DATASET RECORDS —
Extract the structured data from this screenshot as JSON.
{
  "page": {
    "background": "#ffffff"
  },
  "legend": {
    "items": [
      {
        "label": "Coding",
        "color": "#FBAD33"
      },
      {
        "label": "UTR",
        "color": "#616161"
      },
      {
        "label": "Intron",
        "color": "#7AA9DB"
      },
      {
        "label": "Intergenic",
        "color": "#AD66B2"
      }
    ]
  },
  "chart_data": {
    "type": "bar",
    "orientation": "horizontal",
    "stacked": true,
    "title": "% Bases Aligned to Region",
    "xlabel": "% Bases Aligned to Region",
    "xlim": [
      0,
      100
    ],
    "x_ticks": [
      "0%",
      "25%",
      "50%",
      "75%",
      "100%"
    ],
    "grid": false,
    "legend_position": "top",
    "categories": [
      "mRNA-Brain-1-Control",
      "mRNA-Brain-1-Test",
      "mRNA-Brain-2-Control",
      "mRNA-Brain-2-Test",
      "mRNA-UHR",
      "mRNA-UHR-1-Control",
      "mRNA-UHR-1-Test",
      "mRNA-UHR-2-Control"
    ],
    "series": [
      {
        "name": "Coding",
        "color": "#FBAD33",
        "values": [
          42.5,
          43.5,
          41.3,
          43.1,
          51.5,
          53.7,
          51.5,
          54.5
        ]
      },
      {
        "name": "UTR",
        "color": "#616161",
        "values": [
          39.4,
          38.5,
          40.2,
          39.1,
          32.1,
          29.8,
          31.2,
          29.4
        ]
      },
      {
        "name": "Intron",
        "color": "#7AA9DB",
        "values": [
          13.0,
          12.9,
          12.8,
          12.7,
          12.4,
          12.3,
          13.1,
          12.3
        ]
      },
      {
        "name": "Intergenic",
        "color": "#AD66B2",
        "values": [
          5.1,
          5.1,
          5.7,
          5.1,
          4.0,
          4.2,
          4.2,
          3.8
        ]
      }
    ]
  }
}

YOUR OBJECTIVE — Would you give the listing again, word for word?

TASK OUTPUT —
Extract the structured data from this screenshot as JSON.
{
  "page": {
    "background": "#ffffff"
  },
  "legend": {
    "items": [
      {
        "label": "Coding",
        "color": "#FBAD33"
      },
      {
        "label": "UTR",
        "color": "#616161"
      },
      {
        "label": "Intron",
        "color": "#7AA9DB"
      },
      {
        "label": "Intergenic",
        "color": "#AD66B2"
      }
    ]
  },
  "chart_data": {
    "type": "bar",
    "orientation": "horizontal",
    "stacked": true,
    "title": "% Bases Aligned to Region",
    "xlabel": "% Bases Aligned to Region",
    "xlim": [
      0,
      100
    ],
    "x_ticks": [
      "0%",
      "25%",
      "50%",
      "75%",
      "100%"
    ],
    "grid": false,
    "legend_position": "top",
    "categories": [
      "mRNA-Brain-1-Control",
      "mRNA-Brain-1-Test",
      "mRNA-Brain-2-Control",
      "mRNA-Brain-2-Test",
      "mRNA-UHR",
      "mRNA-UHR-1-Control",
      "mRNA-UHR-1-Test",
      "mRNA-UHR-2-Control"
    ],
    "series": [
      {
        "name": "Coding",
        "color": "#FBAD33",
        "values": [
          42.5,
          43.5,
          41.3,
          43.1,
          51.5,
          53.7,
          51.5,
          54.5
        ]
      },
      {
        "name": "UTR",
        "color": "#616161",
        "values": [
          39.4,
          38.5,
          40.2,
          39.1,
          32.1,
          29.8,
          31.2,
          29.4
        ]
      },
      {
        "name": "Intron",
        "color": "#7AA9DB",
        "values": [
          13.0,
          12.9,
          12.8,
          12.7,
          12.4,
          12.3,
          13.1,
          12.3
        ]
      },
      {
        "name": "Intergenic",
        "color": "#AD66B2",
        "values": [
          5.1,
          5.1,
          5.7,
          5.1,
          4.0,
          4.2,
          4.2,
          3.8
        ]
      }
    ]
  }
}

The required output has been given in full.